━━━━━ Dataset rows
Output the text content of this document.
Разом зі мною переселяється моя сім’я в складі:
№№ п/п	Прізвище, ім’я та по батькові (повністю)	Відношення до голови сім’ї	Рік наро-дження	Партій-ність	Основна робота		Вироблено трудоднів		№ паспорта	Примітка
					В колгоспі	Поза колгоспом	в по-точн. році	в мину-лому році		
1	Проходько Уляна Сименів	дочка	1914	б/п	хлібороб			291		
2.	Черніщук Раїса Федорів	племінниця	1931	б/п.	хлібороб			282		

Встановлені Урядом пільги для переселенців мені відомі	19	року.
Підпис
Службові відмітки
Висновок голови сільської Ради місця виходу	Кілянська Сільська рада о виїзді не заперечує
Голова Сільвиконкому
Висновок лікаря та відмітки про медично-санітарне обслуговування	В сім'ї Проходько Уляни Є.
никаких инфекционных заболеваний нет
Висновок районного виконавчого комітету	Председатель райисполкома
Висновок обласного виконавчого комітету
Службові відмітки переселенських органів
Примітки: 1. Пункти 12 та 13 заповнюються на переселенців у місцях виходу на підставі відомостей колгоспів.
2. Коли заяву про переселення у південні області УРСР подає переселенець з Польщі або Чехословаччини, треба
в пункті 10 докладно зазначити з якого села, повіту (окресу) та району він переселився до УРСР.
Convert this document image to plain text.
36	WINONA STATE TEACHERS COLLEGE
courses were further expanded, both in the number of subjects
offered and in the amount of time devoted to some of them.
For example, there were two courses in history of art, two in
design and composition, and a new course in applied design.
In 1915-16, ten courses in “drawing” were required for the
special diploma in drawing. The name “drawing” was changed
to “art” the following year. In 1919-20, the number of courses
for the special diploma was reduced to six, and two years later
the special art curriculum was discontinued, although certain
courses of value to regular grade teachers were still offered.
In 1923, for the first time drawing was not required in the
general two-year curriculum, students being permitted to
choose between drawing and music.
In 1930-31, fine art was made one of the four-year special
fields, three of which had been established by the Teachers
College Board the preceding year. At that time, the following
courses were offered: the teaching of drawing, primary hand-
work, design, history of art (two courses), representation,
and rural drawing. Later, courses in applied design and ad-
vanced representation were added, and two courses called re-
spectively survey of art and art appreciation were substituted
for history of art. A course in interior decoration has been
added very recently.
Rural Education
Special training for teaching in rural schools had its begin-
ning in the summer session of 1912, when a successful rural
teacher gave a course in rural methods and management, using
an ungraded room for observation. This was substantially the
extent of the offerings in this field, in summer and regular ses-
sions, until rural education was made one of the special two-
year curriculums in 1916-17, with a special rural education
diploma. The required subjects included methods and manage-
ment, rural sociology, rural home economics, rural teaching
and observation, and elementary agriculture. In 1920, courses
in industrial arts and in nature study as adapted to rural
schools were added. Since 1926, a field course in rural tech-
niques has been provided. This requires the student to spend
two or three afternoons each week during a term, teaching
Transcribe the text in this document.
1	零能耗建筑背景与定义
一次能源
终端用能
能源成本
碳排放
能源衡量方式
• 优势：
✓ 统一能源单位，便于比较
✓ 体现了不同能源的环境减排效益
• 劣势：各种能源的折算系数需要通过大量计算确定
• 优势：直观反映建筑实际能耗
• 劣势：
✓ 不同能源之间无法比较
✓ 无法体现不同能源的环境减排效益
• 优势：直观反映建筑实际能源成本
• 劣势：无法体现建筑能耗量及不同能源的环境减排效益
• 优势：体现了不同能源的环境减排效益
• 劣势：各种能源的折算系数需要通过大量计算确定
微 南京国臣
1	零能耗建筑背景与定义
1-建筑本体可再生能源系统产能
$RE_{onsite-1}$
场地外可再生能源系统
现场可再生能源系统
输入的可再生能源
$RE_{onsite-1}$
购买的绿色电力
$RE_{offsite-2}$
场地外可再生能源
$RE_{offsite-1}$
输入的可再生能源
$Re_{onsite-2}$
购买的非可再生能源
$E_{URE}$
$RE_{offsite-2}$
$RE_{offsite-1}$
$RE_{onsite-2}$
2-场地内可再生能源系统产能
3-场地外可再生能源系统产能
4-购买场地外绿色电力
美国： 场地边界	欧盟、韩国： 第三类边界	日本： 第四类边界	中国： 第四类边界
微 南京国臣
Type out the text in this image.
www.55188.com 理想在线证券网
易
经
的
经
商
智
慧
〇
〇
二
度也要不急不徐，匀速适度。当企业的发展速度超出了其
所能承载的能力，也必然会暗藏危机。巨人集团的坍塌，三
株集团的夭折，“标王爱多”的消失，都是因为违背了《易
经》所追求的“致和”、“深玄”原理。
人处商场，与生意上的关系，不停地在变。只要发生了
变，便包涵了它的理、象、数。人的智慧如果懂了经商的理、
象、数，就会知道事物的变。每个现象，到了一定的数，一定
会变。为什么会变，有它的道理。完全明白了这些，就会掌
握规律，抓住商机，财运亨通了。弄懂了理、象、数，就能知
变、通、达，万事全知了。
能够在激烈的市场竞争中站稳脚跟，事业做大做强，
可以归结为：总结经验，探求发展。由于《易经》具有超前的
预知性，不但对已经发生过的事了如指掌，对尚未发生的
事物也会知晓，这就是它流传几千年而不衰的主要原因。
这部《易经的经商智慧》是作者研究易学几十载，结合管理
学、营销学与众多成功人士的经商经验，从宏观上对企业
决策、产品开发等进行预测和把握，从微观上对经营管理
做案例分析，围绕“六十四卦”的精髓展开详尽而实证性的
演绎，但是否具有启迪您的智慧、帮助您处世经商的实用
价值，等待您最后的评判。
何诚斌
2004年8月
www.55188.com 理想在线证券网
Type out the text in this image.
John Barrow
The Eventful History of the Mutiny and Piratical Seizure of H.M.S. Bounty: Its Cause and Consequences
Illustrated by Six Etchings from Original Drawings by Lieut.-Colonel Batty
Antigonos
━━━━━━━━━━
- Do this
Within the listing above, find every line containing the string "Висновок" and return it.

- Result of this task
Висновок голови сільської Ради місця виходу	Кілянська Сільська рада о виїзді не заперечує
Висновок лікаря та відмітки про медично-санітарне обслуговування	В сім'ї Проходько Уляни Є.
Висновок районного виконавчого комітету	Председатель райисполкома
Висновок обласного виконавчого комітету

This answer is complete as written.